*What you need to do*
Compile every line that includes the word "deviation".

BEGIN Input records

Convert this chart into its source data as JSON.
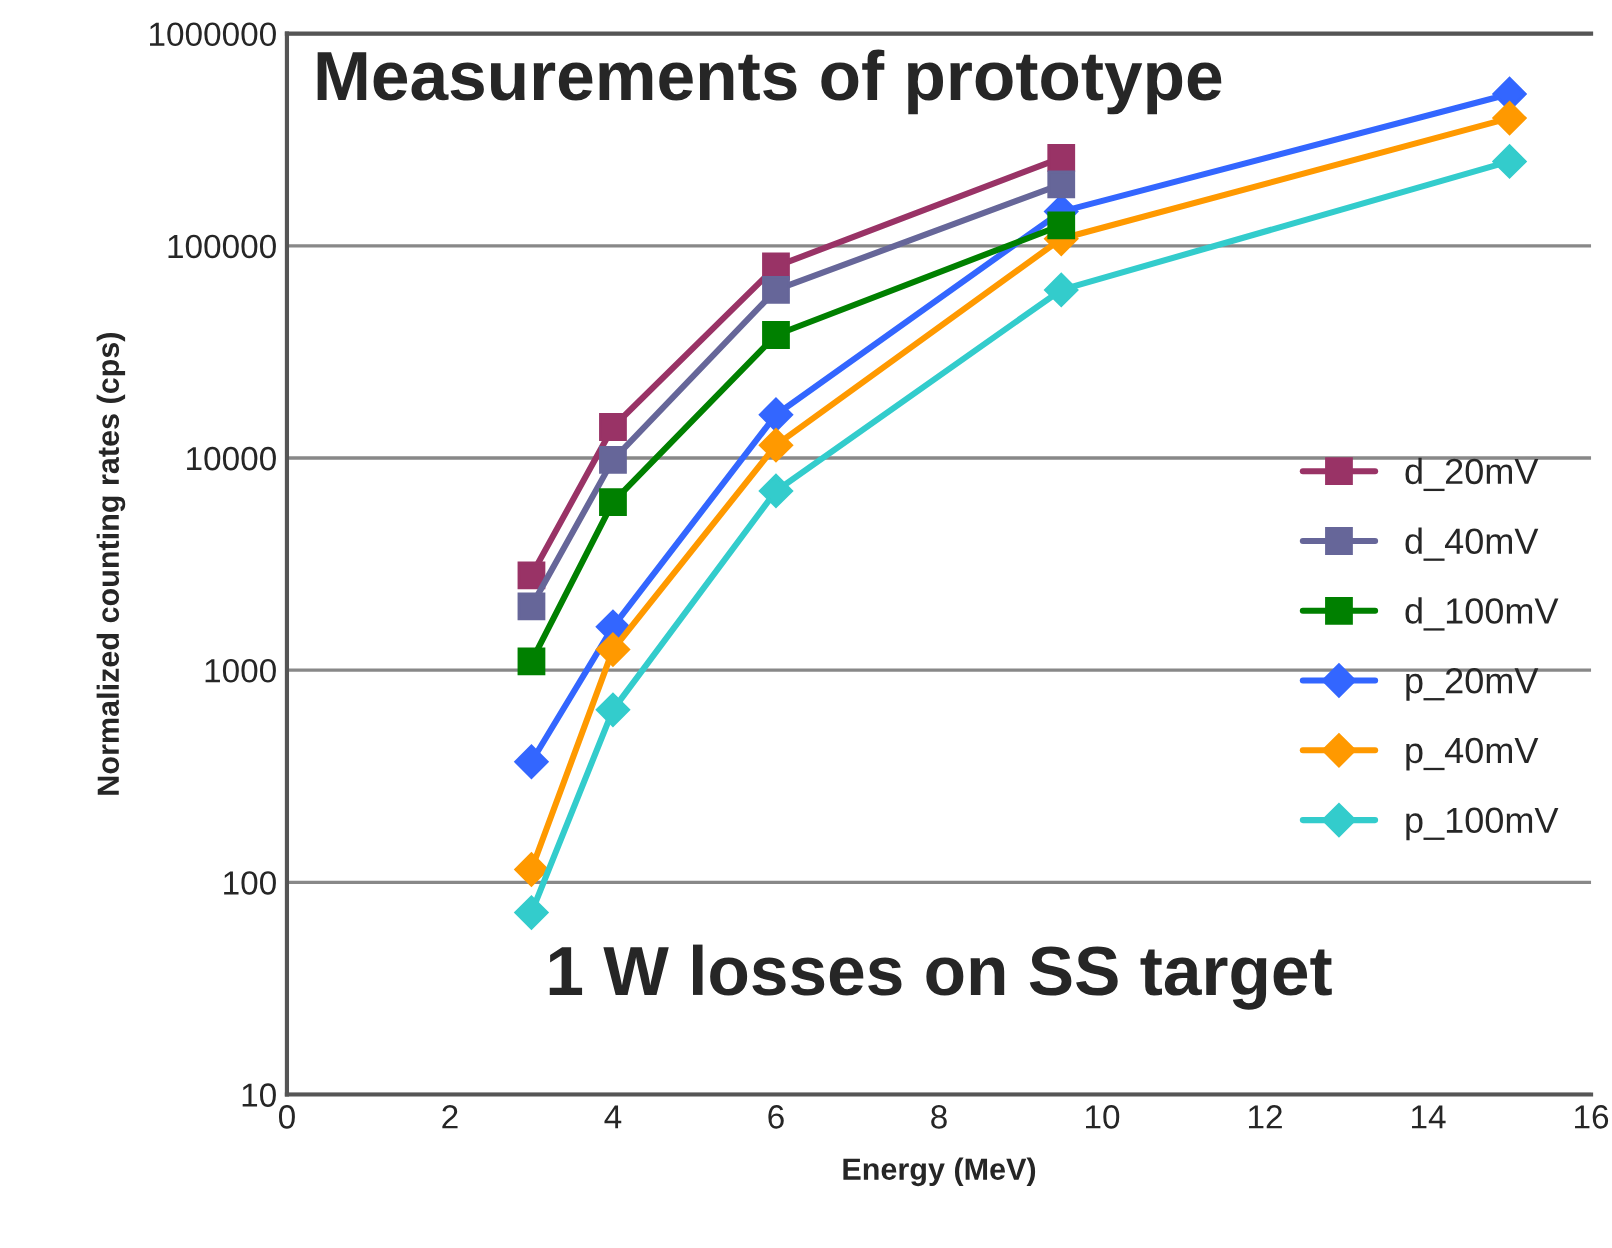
{
  "chart_data": {
    "type": "line",
    "title": "Measurements of prototype",
    "xlabel": "Energy (MeV)",
    "ylabel": "Normalized counting rates (cps)",
    "annotations": [
      "1 W losses on SS target"
    ],
    "log": "y",
    "xlim": [
      0,
      16
    ],
    "xticks": [
      0,
      2,
      4,
      6,
      8,
      10,
      12,
      14,
      16
    ],
    "ylim": [
      10,
      1000000
    ],
    "yticks": [
      10,
      100,
      1000,
      10000,
      100000,
      1000000
    ],
    "grid": "y",
    "legend": "right",
    "line_style": "solid",
    "series": [
      {
        "name": "d_20mV",
        "color": "#993366",
        "marker": "square",
        "x": [
          3,
          4,
          6,
          9.5
        ],
        "values": [
          2800,
          14000,
          80000,
          260000
        ]
      },
      {
        "name": "d_40mV",
        "color": "#666699",
        "marker": "square",
        "x": [
          3,
          4,
          6,
          9.5
        ],
        "values": [
          2000,
          9800,
          62000,
          195000
        ]
      },
      {
        "name": "d_100mV",
        "color": "#008000",
        "marker": "square",
        "x": [
          3,
          4,
          6,
          9.5
        ],
        "values": [
          1100,
          6200,
          38000,
          125000
        ]
      },
      {
        "name": "p_20mV",
        "color": "#3366ff",
        "marker": "diamond",
        "x": [
          3,
          4,
          6,
          9.5,
          15
        ],
        "values": [
          370,
          1600,
          16000,
          145000,
          520000
        ]
      },
      {
        "name": "p_40mV",
        "color": "#ff9900",
        "marker": "diamond",
        "x": [
          3,
          4,
          6,
          9.5,
          15
        ],
        "values": [
          115,
          1250,
          11500,
          108000,
          400000
        ]
      },
      {
        "name": "p_100mV",
        "color": "#33cccc",
        "marker": "diamond",
        "x": [
          3,
          4,
          6,
          9.5,
          15
        ],
        "values": [
          72,
          650,
          7000,
          62000,
          250000
        ]
      }
    ]
  }
}
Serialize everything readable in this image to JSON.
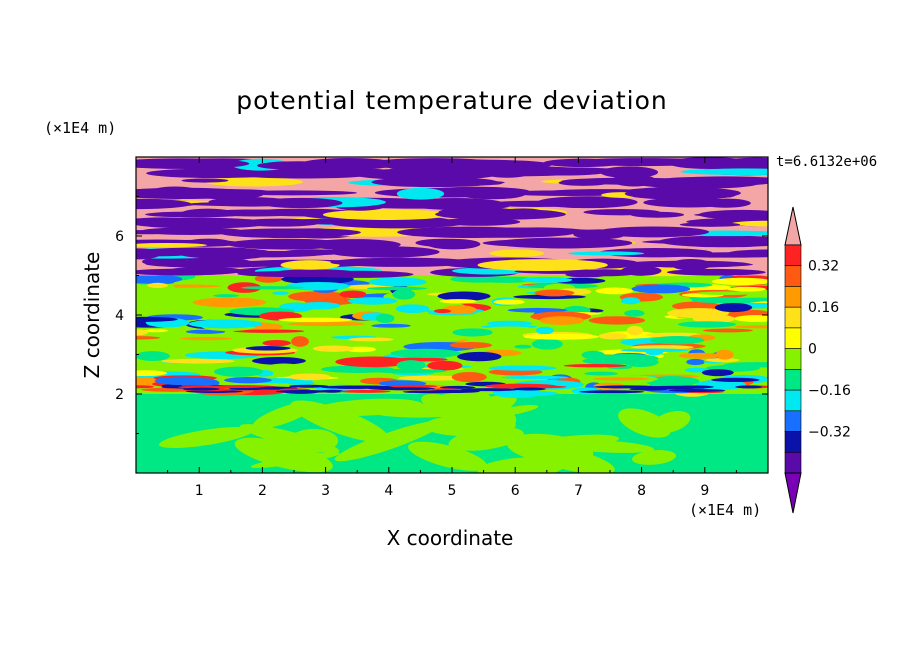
{
  "title": "potential temperature deviation",
  "time_label": "t=6.6132e+06",
  "chart_data": {
    "type": "heatmap",
    "title": "potential temperature deviation",
    "xlabel": "X coordinate",
    "ylabel": "Z coordinate",
    "x_unit": "(×1E4 m)",
    "z_unit": "(×1E4 m)",
    "xlim": [
      0,
      10
    ],
    "ylim": [
      0,
      8
    ],
    "x_ticks": [
      "1",
      "2",
      "3",
      "4",
      "5",
      "6",
      "7",
      "8",
      "9"
    ],
    "y_ticks": [
      "2",
      "4",
      "6"
    ],
    "colorbar": {
      "tick_labels": [
        "0.32",
        "0.16",
        "0",
        "−0.16",
        "−0.32"
      ],
      "tick_values": [
        0.32,
        0.16,
        0,
        -0.16,
        -0.32
      ],
      "level_step": 0.08,
      "colors": [
        "#f4a6a6",
        "#ff2222",
        "#ff5a12",
        "#ff9a00",
        "#ffe11a",
        "#ffff00",
        "#86f200",
        "#00e884",
        "#00e8f0",
        "#1770ff",
        "#0a12aa",
        "#5a0aa8",
        "#7a00b6"
      ],
      "extend": "both"
    },
    "layers": [
      {
        "z_range": [
          0,
          2
        ],
        "description_value": 0
      },
      {
        "z_range": [
          2,
          5
        ],
        "description_value": 0.04
      },
      {
        "z_range": [
          5,
          8
        ],
        "description_value": 0.3
      }
    ]
  }
}
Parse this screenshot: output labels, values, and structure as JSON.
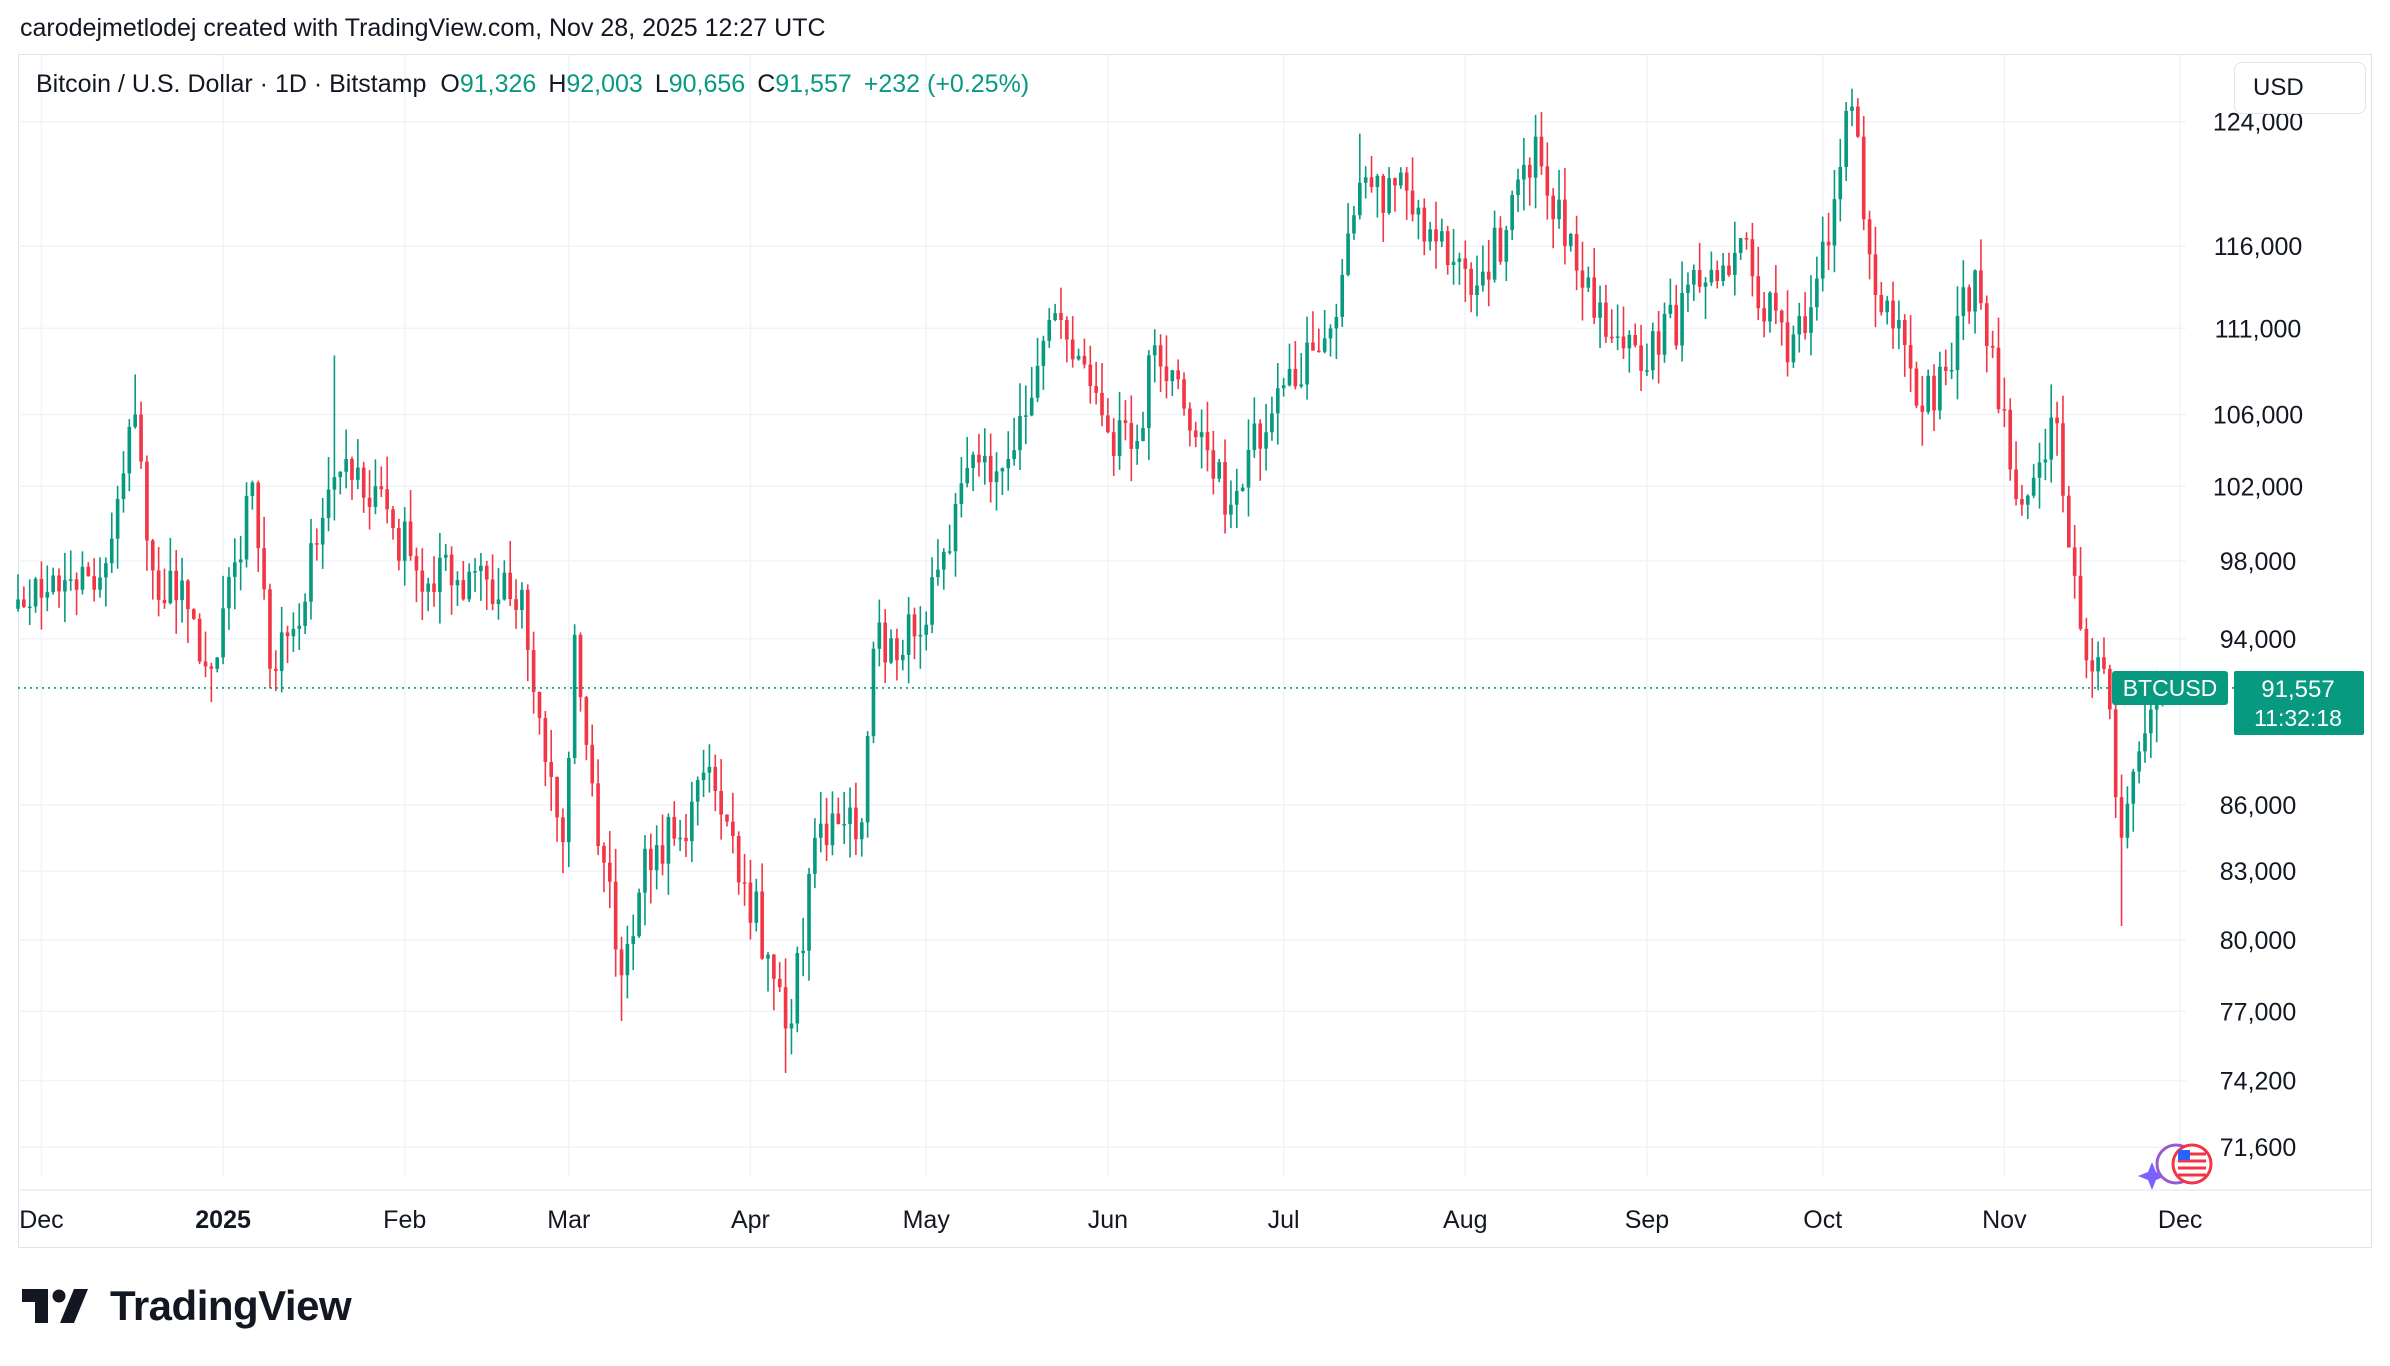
{
  "credit": "carodejmetlodej created with TradingView.com, Nov 28, 2025 12:27 UTC",
  "legend": {
    "symbol": "Bitcoin / U.S. Dollar · 1D · Bitstamp",
    "open_label": "O",
    "open": "91,326",
    "high_label": "H",
    "high": "92,003",
    "low_label": "L",
    "low": "90,656",
    "close_label": "C",
    "close": "91,557",
    "change": "+232 (+0.25%)"
  },
  "currency": "USD",
  "price_tag": {
    "ticker": "BTCUSD",
    "price": "91,557",
    "countdown": "11:32:18"
  },
  "brand": "TradingView",
  "colors": {
    "up": "#089981",
    "down": "#f23645",
    "grid": "#f0f3fa",
    "text": "#131722",
    "axis": "#e0e3eb"
  },
  "chart_data": {
    "type": "candlestick",
    "title": "Bitcoin / U.S. Dollar · 1D · Bitstamp",
    "scale": "logarithmic",
    "ylim": [
      70500,
      128500
    ],
    "y_ticks": [
      {
        "value": 124000,
        "label": "124,000"
      },
      {
        "value": 116000,
        "label": "116,000"
      },
      {
        "value": 111000,
        "label": "111,000"
      },
      {
        "value": 106000,
        "label": "106,000"
      },
      {
        "value": 102000,
        "label": "102,000"
      },
      {
        "value": 98000,
        "label": "98,000"
      },
      {
        "value": 94000,
        "label": "94,000"
      },
      {
        "value": 86000,
        "label": "86,000"
      },
      {
        "value": 83000,
        "label": "83,000"
      },
      {
        "value": 80000,
        "label": "80,000"
      },
      {
        "value": 77000,
        "label": "77,000"
      },
      {
        "value": 74200,
        "label": "74,200"
      },
      {
        "value": 71600,
        "label": "71,600"
      }
    ],
    "x_start": "2024-11-27",
    "x_end": "2025-12-02",
    "x_ticks": [
      {
        "date": "2024-12-01",
        "label": "Dec",
        "bold": false
      },
      {
        "date": "2025-01-01",
        "label": "2025",
        "bold": true
      },
      {
        "date": "2025-02-01",
        "label": "Feb",
        "bold": false
      },
      {
        "date": "2025-03-01",
        "label": "Mar",
        "bold": false
      },
      {
        "date": "2025-04-01",
        "label": "Apr",
        "bold": false
      },
      {
        "date": "2025-05-01",
        "label": "May",
        "bold": false
      },
      {
        "date": "2025-06-01",
        "label": "Jun",
        "bold": false
      },
      {
        "date": "2025-07-01",
        "label": "Jul",
        "bold": false
      },
      {
        "date": "2025-08-01",
        "label": "Aug",
        "bold": false
      },
      {
        "date": "2025-09-01",
        "label": "Sep",
        "bold": false
      },
      {
        "date": "2025-10-01",
        "label": "Oct",
        "bold": false
      },
      {
        "date": "2025-11-01",
        "label": "Nov",
        "bold": false
      },
      {
        "date": "2025-12-01",
        "label": "Dec",
        "bold": false
      }
    ],
    "last_price": 91557,
    "close_anchors": [
      {
        "date": "2024-11-27",
        "close": 96000
      },
      {
        "date": "2024-12-05",
        "close": 97000
      },
      {
        "date": "2024-12-10",
        "close": 96500
      },
      {
        "date": "2024-12-17",
        "close": 106000
      },
      {
        "date": "2024-12-20",
        "close": 97500
      },
      {
        "date": "2024-12-26",
        "close": 95500
      },
      {
        "date": "2024-12-30",
        "close": 92500
      },
      {
        "date": "2025-01-06",
        "close": 102200
      },
      {
        "date": "2025-01-09",
        "close": 92500
      },
      {
        "date": "2025-01-13",
        "close": 94500
      },
      {
        "date": "2025-01-20",
        "close": 102500
      },
      {
        "date": "2025-01-22",
        "close": 103500
      },
      {
        "date": "2025-01-27",
        "close": 102000
      },
      {
        "date": "2025-02-03",
        "close": 97500
      },
      {
        "date": "2025-02-10",
        "close": 97000
      },
      {
        "date": "2025-02-17",
        "close": 96000
      },
      {
        "date": "2025-02-21",
        "close": 96500
      },
      {
        "date": "2025-02-25",
        "close": 88000
      },
      {
        "date": "2025-02-28",
        "close": 84300
      },
      {
        "date": "2025-03-02",
        "close": 94200
      },
      {
        "date": "2025-03-05",
        "close": 87000
      },
      {
        "date": "2025-03-10",
        "close": 78500
      },
      {
        "date": "2025-03-14",
        "close": 84000
      },
      {
        "date": "2025-03-20",
        "close": 84500
      },
      {
        "date": "2025-03-24",
        "close": 87500
      },
      {
        "date": "2025-03-31",
        "close": 82500
      },
      {
        "date": "2025-04-06",
        "close": 78000
      },
      {
        "date": "2025-04-08",
        "close": 76500
      },
      {
        "date": "2025-04-12",
        "close": 84500
      },
      {
        "date": "2025-04-20",
        "close": 85200
      },
      {
        "date": "2025-04-22",
        "close": 93500
      },
      {
        "date": "2025-04-30",
        "close": 94200
      },
      {
        "date": "2025-05-08",
        "close": 103000
      },
      {
        "date": "2025-05-15",
        "close": 103500
      },
      {
        "date": "2025-05-22",
        "close": 111500
      },
      {
        "date": "2025-06-01",
        "close": 105000
      },
      {
        "date": "2025-06-06",
        "close": 104500
      },
      {
        "date": "2025-06-09",
        "close": 110000
      },
      {
        "date": "2025-06-17",
        "close": 105000
      },
      {
        "date": "2025-06-22",
        "close": 101000
      },
      {
        "date": "2025-06-30",
        "close": 107500
      },
      {
        "date": "2025-07-09",
        "close": 111000
      },
      {
        "date": "2025-07-14",
        "close": 120000
      },
      {
        "date": "2025-07-22",
        "close": 119500
      },
      {
        "date": "2025-08-02",
        "close": 113000
      },
      {
        "date": "2025-08-08",
        "close": 117000
      },
      {
        "date": "2025-08-13",
        "close": 123000
      },
      {
        "date": "2025-08-18",
        "close": 116000
      },
      {
        "date": "2025-08-25",
        "close": 110500
      },
      {
        "date": "2025-08-31",
        "close": 108500
      },
      {
        "date": "2025-09-10",
        "close": 113500
      },
      {
        "date": "2025-09-17",
        "close": 116500
      },
      {
        "date": "2025-09-25",
        "close": 109000
      },
      {
        "date": "2025-09-30",
        "close": 114000
      },
      {
        "date": "2025-10-06",
        "close": 125000
      },
      {
        "date": "2025-10-10",
        "close": 113000
      },
      {
        "date": "2025-10-14",
        "close": 111500
      },
      {
        "date": "2025-10-17",
        "close": 106500
      },
      {
        "date": "2025-10-22",
        "close": 108500
      },
      {
        "date": "2025-10-27",
        "close": 114500
      },
      {
        "date": "2025-11-04",
        "close": 101000
      },
      {
        "date": "2025-11-10",
        "close": 105500
      },
      {
        "date": "2025-11-14",
        "close": 94500
      },
      {
        "date": "2025-11-18",
        "close": 92500
      },
      {
        "date": "2025-11-21",
        "close": 84500
      },
      {
        "date": "2025-11-24",
        "close": 88500
      },
      {
        "date": "2025-11-26",
        "close": 90500
      },
      {
        "date": "2025-11-28",
        "close": 91557
      }
    ],
    "extreme_wicks": [
      {
        "date": "2025-04-07",
        "low": 74500
      },
      {
        "date": "2025-03-10",
        "low": 76600
      },
      {
        "date": "2025-11-21",
        "low": 80600
      },
      {
        "date": "2025-10-06",
        "high": 126200
      },
      {
        "date": "2025-08-14",
        "high": 124400
      },
      {
        "date": "2025-07-14",
        "high": 123200
      },
      {
        "date": "2024-12-17",
        "high": 108300
      },
      {
        "date": "2025-01-20",
        "high": 109400
      }
    ]
  }
}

END Input records

*Correct answer*
  "title": "potential temperature deviation",
    "title": "potential temperature deviation",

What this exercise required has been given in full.